START

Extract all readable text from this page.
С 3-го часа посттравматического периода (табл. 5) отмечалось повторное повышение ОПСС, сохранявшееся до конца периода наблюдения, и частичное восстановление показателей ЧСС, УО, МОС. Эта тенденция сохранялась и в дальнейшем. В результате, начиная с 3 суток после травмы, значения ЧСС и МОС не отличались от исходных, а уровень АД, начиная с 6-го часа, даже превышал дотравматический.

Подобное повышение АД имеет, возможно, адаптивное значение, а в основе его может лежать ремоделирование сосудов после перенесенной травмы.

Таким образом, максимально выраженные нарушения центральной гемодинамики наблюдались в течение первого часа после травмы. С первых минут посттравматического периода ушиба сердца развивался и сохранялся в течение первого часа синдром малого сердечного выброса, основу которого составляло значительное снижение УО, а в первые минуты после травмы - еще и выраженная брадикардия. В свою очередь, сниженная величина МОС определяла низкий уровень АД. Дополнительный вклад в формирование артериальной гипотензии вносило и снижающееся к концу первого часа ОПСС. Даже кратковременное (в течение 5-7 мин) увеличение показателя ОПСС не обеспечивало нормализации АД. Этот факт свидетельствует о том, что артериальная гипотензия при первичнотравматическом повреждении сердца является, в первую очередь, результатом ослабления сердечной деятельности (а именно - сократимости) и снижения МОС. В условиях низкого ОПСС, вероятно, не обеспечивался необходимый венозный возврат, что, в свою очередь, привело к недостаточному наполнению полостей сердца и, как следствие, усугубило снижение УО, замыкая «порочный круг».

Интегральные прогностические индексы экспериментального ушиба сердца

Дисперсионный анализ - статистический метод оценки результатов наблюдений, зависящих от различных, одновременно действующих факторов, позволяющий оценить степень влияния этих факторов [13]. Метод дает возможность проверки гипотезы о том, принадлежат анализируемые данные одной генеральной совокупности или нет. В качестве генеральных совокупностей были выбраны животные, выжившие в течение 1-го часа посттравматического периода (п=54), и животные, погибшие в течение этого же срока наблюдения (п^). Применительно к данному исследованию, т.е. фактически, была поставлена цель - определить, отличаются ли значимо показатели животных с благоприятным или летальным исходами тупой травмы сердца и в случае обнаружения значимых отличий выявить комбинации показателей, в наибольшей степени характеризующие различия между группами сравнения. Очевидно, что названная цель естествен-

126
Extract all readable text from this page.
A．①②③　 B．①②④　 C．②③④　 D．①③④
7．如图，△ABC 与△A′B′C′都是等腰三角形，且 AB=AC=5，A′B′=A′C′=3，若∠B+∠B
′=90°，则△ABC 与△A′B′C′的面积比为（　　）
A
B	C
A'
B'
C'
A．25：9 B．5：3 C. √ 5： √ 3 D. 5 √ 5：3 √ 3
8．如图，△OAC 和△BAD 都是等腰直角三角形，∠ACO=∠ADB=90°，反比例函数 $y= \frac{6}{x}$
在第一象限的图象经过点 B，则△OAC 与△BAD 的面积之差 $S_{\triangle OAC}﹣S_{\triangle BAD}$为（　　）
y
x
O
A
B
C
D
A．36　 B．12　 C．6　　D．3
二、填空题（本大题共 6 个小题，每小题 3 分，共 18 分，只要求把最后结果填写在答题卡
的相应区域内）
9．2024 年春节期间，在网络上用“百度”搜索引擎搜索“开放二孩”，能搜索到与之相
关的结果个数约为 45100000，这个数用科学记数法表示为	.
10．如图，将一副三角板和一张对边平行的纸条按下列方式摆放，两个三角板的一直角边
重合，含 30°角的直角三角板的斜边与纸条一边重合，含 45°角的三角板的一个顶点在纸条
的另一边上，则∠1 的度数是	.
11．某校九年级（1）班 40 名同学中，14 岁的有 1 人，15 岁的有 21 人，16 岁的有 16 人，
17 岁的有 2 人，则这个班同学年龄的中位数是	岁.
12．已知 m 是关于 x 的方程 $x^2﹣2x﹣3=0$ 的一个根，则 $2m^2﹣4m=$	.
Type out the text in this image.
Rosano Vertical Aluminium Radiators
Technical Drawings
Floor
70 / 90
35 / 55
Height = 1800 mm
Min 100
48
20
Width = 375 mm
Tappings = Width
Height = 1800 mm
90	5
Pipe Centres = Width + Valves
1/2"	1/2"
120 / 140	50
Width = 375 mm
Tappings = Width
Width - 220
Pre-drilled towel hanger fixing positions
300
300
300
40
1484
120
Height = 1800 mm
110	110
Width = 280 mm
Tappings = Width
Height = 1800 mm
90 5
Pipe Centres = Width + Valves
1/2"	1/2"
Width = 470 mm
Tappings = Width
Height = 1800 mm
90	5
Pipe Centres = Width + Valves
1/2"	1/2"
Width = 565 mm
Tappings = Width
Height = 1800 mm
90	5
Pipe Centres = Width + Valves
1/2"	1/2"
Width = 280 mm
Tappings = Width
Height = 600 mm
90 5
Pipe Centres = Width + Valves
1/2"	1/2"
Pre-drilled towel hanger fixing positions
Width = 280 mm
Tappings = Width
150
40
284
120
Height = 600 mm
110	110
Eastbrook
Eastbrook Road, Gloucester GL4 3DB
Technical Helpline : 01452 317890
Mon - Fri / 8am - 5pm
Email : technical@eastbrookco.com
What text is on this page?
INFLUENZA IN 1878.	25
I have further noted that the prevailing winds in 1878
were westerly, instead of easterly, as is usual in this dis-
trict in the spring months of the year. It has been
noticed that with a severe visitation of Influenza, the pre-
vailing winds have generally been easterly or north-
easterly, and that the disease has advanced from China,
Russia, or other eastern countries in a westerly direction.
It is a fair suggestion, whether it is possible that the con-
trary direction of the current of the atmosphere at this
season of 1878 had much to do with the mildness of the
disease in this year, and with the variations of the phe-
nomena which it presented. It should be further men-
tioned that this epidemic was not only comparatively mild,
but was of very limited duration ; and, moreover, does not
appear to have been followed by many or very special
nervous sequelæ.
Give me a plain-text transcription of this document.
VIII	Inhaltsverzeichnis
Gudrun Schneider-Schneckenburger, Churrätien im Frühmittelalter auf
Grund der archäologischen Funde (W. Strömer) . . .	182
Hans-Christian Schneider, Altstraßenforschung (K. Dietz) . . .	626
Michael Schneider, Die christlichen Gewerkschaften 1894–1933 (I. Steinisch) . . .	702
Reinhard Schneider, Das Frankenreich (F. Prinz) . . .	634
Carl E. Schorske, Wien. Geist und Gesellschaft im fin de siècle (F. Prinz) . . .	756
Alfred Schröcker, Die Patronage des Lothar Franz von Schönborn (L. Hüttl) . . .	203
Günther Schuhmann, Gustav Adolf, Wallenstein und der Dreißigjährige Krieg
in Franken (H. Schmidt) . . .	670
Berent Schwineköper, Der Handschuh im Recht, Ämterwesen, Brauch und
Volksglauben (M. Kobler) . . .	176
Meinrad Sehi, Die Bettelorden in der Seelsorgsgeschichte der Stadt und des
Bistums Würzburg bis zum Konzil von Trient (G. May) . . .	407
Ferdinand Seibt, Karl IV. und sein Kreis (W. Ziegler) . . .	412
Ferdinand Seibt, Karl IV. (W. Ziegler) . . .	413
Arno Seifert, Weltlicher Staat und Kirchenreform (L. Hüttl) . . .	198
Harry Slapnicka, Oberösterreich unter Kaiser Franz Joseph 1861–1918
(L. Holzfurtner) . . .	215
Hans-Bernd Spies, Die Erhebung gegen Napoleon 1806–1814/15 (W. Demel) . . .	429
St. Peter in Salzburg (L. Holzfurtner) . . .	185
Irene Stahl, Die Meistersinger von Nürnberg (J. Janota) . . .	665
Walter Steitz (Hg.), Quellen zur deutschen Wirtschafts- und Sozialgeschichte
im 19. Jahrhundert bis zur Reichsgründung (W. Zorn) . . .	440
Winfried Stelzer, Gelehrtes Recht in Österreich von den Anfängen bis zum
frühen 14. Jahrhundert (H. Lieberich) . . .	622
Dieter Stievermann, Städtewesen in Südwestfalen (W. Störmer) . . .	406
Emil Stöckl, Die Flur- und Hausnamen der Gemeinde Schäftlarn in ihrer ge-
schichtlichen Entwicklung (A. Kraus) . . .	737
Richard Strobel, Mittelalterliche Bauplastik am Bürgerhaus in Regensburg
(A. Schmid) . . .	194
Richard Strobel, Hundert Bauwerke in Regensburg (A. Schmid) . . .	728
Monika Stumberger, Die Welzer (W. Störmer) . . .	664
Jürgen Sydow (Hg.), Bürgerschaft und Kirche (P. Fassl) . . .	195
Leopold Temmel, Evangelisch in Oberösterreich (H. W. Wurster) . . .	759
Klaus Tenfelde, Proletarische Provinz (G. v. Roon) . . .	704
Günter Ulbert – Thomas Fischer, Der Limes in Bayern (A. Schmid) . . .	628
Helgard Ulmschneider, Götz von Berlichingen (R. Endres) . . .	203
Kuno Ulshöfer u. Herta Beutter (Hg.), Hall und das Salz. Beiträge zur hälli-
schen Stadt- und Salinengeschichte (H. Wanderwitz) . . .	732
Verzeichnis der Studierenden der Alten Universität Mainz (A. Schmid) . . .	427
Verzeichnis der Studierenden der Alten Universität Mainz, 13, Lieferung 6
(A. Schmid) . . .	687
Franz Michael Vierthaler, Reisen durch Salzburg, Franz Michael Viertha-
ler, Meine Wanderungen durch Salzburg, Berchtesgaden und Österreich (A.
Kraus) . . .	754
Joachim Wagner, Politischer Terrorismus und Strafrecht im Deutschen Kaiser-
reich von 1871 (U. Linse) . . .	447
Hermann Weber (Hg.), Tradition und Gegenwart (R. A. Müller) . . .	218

END

> What is asked
Say how many lines in the entries contain the string "Ferdinand", and leave out everything else.

> Solved exercise
2